-- START OF DATA IN THIS EXERCISE --

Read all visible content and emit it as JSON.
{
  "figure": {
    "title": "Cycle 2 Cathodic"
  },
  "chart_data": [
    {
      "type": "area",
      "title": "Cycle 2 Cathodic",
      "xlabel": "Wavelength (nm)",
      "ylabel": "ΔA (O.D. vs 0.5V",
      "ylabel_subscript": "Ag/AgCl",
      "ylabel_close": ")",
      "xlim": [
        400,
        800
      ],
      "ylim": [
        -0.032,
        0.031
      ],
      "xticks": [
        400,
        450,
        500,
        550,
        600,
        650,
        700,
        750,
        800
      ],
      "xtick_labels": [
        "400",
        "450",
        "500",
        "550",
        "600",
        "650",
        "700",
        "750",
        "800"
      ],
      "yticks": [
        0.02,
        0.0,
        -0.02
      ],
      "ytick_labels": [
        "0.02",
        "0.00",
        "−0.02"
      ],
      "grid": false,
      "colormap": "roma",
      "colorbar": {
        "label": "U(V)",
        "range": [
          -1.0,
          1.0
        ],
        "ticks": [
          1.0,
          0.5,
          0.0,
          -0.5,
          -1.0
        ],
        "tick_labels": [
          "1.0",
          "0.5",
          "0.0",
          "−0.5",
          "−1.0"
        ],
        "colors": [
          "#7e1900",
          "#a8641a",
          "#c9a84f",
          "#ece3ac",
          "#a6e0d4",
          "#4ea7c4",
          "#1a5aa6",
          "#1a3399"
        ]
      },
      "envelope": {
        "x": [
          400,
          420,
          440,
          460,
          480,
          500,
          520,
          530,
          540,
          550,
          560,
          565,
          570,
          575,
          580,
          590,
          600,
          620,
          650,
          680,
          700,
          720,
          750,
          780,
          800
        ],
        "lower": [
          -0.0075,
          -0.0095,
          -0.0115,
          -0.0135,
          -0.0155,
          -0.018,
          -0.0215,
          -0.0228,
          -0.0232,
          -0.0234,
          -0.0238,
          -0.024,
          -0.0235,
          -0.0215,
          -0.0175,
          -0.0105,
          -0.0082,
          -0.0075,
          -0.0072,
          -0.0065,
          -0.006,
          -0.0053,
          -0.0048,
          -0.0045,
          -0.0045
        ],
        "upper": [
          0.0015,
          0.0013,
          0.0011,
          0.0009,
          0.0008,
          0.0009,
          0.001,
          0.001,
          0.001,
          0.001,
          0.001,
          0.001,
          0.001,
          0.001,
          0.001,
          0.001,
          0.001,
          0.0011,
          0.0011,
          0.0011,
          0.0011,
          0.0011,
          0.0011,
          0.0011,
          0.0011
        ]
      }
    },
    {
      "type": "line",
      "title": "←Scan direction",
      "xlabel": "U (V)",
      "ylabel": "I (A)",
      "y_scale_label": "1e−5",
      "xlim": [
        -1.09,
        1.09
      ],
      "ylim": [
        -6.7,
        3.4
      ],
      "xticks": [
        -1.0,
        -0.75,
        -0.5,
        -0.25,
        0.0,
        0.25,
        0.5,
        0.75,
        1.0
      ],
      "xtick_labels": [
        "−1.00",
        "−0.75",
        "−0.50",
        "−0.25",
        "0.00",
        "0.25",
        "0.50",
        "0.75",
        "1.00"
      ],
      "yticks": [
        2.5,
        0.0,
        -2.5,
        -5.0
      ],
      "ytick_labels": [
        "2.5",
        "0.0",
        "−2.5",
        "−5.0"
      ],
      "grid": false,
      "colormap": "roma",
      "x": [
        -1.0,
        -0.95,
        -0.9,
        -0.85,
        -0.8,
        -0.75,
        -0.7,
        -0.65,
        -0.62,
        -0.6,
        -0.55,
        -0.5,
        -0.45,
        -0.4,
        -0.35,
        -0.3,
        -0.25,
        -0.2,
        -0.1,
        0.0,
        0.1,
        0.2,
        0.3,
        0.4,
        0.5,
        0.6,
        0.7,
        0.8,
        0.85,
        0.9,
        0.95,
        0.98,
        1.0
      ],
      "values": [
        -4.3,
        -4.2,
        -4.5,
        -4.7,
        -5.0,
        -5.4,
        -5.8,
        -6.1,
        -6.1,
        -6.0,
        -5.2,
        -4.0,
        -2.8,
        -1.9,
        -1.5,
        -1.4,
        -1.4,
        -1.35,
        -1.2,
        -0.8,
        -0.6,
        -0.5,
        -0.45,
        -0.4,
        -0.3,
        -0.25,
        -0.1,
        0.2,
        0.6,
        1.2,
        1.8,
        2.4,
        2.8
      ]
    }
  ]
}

-- END OF DATA IN THIS EXERCISE --

* **WHAT NEEDS TO BE DONE**
Extract the complete data, matching each line exactly.

* **RESULT OF THIS TASK**
Read all visible content and emit it as JSON.
{
  "figure": {
    "title": "Cycle 2 Cathodic"
  },
  "chart_data": [
    {
      "type": "area",
      "title": "Cycle 2 Cathodic",
      "xlabel": "Wavelength (nm)",
      "ylabel": "ΔA (O.D. vs 0.5V",
      "ylabel_subscript": "Ag/AgCl",
      "ylabel_close": ")",
      "xlim": [
        400,
        800
      ],
      "ylim": [
        -0.032,
        0.031
      ],
      "xticks": [
        400,
        450,
        500,
        550,
        600,
        650,
        700,
        750,
        800
      ],
      "xtick_labels": [
        "400",
        "450",
        "500",
        "550",
        "600",
        "650",
        "700",
        "750",
        "800"
      ],
      "yticks": [
        0.02,
        0.0,
        -0.02
      ],
      "ytick_labels": [
        "0.02",
        "0.00",
        "−0.02"
      ],
      "grid": false,
      "colormap": "roma",
      "colorbar": {
        "label": "U(V)",
        "range": [
          -1.0,
          1.0
        ],
        "ticks": [
          1.0,
          0.5,
          0.0,
          -0.5,
          -1.0
        ],
        "tick_labels": [
          "1.0",
          "0.5",
          "0.0",
          "−0.5",
          "−1.0"
        ],
        "colors": [
          "#7e1900",
          "#a8641a",
          "#c9a84f",
          "#ece3ac",
          "#a6e0d4",
          "#4ea7c4",
          "#1a5aa6",
          "#1a3399"
        ]
      },
      "envelope": {
        "x": [
          400,
          420,
          440,
          460,
          480,
          500,
          520,
          530,
          540,
          550,
          560,
          565,
          570,
          575,
          580,
          590,
          600,
          620,
          650,
          680,
          700,
          720,
          750,
          780,
          800
        ],
        "lower": [
          -0.0075,
          -0.0095,
          -0.0115,
          -0.0135,
          -0.0155,
          -0.018,
          -0.0215,
          -0.0228,
          -0.0232,
          -0.0234,
          -0.0238,
          -0.024,
          -0.0235,
          -0.0215,
          -0.0175,
          -0.0105,
          -0.0082,
          -0.0075,
          -0.0072,
          -0.0065,
          -0.006,
          -0.0053,
          -0.0048,
          -0.0045,
          -0.0045
        ],
        "upper": [
          0.0015,
          0.0013,
          0.0011,
          0.0009,
          0.0008,
          0.0009,
          0.001,
          0.001,
          0.001,
          0.001,
          0.001,
          0.001,
          0.001,
          0.001,
          0.001,
          0.001,
          0.001,
          0.0011,
          0.0011,
          0.0011,
          0.0011,
          0.0011,
          0.0011,
          0.0011,
          0.0011
        ]
      }
    },
    {
      "type": "line",
      "title": "←Scan direction",
      "xlabel": "U (V)",
      "ylabel": "I (A)",
      "y_scale_label": "1e−5",
      "xlim": [
        -1.09,
        1.09
      ],
      "ylim": [
        -6.7,
        3.4
      ],
      "xticks": [
        -1.0,
        -0.75,
        -0.5,
        -0.25,
        0.0,
        0.25,
        0.5,
        0.75,
        1.0
      ],
      "xtick_labels": [
        "−1.00",
        "−0.75",
        "−0.50",
        "−0.25",
        "0.00",
        "0.25",
        "0.50",
        "0.75",
        "1.00"
      ],
      "yticks": [
        2.5,
        0.0,
        -2.5,
        -5.0
      ],
      "ytick_labels": [
        "2.5",
        "0.0",
        "−2.5",
        "−5.0"
      ],
      "grid": false,
      "colormap": "roma",
      "x": [
        -1.0,
        -0.95,
        -0.9,
        -0.85,
        -0.8,
        -0.75,
        -0.7,
        -0.65,
        -0.62,
        -0.6,
        -0.55,
        -0.5,
        -0.45,
        -0.4,
        -0.35,
        -0.3,
        -0.25,
        -0.2,
        -0.1,
        0.0,
        0.1,
        0.2,
        0.3,
        0.4,
        0.5,
        0.6,
        0.7,
        0.8,
        0.85,
        0.9,
        0.95,
        0.98,
        1.0
      ],
      "values": [
        -4.3,
        -4.2,
        -4.5,
        -4.7,
        -5.0,
        -5.4,
        -5.8,
        -6.1,
        -6.1,
        -6.0,
        -5.2,
        -4.0,
        -2.8,
        -1.9,
        -1.5,
        -1.4,
        -1.4,
        -1.35,
        -1.2,
        -0.8,
        -0.6,
        -0.5,
        -0.45,
        -0.4,
        -0.3,
        -0.25,
        -0.1,
        0.2,
        0.6,
        1.2,
        1.8,
        2.4,
        2.8
      ]
    }
  ]
}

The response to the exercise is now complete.